PROVIDED PASSAGE section start

I had the same issue last year with my dad, who I've been NC with for over 20 years.

I had to ring my vetting officer and ask the same question.
She just said give as much information as possible, as they still do all the checks, and the less they have to go on, the longer it takes.

I hope you get your sausage sarnies today. It's made me want some for breakfast (and I don't have any in).

MeridianB · 08/07/2022 07:18

DH needs to tell the new employer he doesn’t know and has no way of getting this information. And I totally agree that any employer asking for this would have their own way of getting it anyway if it’s for vetting.

This removes the problem of needing anything from FIL. And to be honest, after he abandoned his son to an abusive mother and then gave her the means to find him in later life, I wouldn’t be needing any sort of relationship with him at all.

Hoppinggreen · 08/07/2022 07:31

BlueWhat · 07/07/2022 22:57

This thread is hilarious!

Seriously, you can't think why some positions need to know all this information?

You think someone who captains a nuclear submarine just gave a couple of references from old employers to get the job?

Blimey the naivety on here is on a different level sometimes!!

You'd bloody faint at some do the questions they ask you at the Vetting Interview!

And they don't just interview you, also friends, family, neighbours ....

DH has been security vetted and that was bad enough but one of his friends had GCHQ vetting and put DH forward as a referee. He had to have a phone interview and was asked some very odd questions about his friends sexual preferences - not just sexuality but even more in depth

alphapie · 08/07/2022 08:05

JustForThisThread13 · 08/07/2022 07:03

If it's on the UKSC website, from recollection there is a box you tick for the specific family member that says you don't have that information.
All the usual boxes then appear (name, address, DoB etc). But this time any you leave blank shouldn't turn red, it should let you go through.

I had the same issue last year with my dad, who I've been NC with for over 20 years.

I had to ring my vetting officer and ask the same question.
She just said give as much information as possible, as they still do all the checks, and the less they have to go on, the longer it takes.

I hope you get your sausage sarnies today. It's made me want some for breakfast (and I don't have any in).

PROVIDED PASSAGE section end
EXTRACTED INFORMATION section start

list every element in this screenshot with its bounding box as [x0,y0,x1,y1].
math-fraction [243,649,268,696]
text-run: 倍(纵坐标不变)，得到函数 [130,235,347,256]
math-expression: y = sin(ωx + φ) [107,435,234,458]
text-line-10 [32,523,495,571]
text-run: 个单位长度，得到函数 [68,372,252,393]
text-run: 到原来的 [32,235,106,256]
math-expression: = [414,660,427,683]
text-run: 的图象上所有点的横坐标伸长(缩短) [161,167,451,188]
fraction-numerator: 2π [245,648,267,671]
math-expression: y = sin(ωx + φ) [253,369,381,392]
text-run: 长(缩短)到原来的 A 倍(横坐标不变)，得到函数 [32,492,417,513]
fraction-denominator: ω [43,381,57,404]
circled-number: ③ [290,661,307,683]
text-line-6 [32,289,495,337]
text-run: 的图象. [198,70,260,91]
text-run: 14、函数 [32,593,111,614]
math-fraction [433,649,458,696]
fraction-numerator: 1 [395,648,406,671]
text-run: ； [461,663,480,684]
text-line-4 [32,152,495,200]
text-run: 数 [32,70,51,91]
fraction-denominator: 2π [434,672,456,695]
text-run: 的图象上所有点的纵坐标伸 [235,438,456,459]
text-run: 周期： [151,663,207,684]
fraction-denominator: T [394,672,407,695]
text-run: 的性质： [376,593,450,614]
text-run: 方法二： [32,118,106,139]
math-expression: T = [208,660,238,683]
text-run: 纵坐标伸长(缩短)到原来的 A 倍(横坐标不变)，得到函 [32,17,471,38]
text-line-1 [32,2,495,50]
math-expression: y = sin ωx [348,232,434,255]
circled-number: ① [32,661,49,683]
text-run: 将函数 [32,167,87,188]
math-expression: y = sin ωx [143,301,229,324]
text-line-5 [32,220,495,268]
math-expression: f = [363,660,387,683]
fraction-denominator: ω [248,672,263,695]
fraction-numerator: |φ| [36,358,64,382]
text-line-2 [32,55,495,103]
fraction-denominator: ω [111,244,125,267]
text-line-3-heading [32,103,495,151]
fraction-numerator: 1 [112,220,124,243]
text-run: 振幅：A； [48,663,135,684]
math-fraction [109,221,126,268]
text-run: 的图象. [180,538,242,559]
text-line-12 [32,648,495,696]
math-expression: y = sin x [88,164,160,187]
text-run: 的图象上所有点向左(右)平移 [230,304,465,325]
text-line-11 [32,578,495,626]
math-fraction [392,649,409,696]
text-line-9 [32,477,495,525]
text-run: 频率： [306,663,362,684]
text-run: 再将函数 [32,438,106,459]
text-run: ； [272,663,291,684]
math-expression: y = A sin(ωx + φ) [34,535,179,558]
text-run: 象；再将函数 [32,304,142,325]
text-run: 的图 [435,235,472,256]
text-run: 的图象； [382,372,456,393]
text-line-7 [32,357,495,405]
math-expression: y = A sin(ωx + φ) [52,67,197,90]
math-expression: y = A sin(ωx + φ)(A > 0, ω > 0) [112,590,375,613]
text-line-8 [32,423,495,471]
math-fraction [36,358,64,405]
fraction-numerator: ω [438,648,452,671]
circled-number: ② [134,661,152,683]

EXTRACTED INFORMATION section end

| INSTRUCTIONS |
a - Reproduce word for word the part of the forum thread on security vetting starting at "MeridianB · 08/07/2022" and ending at "thread is hilarious!".
b - In the forum thread on security vetting, what kind of vetting did one of DH's friends have?
The rows have nothing to do with the forum thread on security vetting.

| ANSWERS TO THE EXERCISES |
a -
MeridianB · 08/07/2022 07:18

DH needs to tell the new employer he doesn’t know and has no way of getting this information. And I totally agree that any employer asking for this would have their own way of getting it anyway if it’s for vetting.

This removes the problem of needing anything from FIL. And to be honest, after he abandoned his son to an abusive mother and then gave her the means to find him in later life, I wouldn’t be needing any sort of relationship with him at all.

Hoppinggreen · 08/07/2022 07:31

BlueWhat · 07/07/2022 22:57

This thread is hilarious!

b - GCHQ vetting